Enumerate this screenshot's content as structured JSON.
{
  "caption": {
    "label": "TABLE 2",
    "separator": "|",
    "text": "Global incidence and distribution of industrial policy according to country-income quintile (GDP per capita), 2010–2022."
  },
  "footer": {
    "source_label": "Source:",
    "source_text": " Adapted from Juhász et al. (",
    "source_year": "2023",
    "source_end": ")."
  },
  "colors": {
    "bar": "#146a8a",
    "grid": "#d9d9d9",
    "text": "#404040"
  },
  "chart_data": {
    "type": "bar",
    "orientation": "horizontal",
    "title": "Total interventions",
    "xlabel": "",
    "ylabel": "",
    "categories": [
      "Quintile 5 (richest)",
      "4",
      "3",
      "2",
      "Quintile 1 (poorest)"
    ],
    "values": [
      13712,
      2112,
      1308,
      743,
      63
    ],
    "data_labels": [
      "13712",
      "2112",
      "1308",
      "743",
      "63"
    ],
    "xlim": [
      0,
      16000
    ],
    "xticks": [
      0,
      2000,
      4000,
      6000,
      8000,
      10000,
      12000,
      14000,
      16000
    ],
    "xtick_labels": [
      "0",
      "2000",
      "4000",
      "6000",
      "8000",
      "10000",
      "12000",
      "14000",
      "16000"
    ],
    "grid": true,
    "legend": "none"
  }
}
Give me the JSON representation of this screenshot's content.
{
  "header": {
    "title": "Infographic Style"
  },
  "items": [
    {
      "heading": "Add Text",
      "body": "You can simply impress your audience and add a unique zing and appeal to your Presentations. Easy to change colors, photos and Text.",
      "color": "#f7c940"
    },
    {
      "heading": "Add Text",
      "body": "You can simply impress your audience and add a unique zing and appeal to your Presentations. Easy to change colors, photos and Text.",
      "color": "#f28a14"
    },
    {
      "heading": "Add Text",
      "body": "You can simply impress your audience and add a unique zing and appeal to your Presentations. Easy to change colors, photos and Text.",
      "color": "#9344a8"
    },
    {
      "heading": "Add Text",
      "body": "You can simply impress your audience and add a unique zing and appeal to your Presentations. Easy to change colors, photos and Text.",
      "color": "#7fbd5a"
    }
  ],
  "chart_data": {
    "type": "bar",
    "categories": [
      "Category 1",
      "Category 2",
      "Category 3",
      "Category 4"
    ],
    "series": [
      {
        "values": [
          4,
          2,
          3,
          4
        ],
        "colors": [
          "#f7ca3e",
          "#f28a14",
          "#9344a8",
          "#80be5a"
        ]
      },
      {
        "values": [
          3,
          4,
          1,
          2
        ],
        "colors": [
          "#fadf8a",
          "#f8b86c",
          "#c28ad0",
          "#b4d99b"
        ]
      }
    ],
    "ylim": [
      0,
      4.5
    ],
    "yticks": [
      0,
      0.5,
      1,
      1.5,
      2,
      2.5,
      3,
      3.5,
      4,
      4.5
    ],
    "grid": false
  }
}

AIM:
Using the material above, report each line where "JSON" occurs.

THE COMPLETED TASK:
Enumerate this screenshot's content as structured JSON.
Give me the JSON representation of this screenshot's content.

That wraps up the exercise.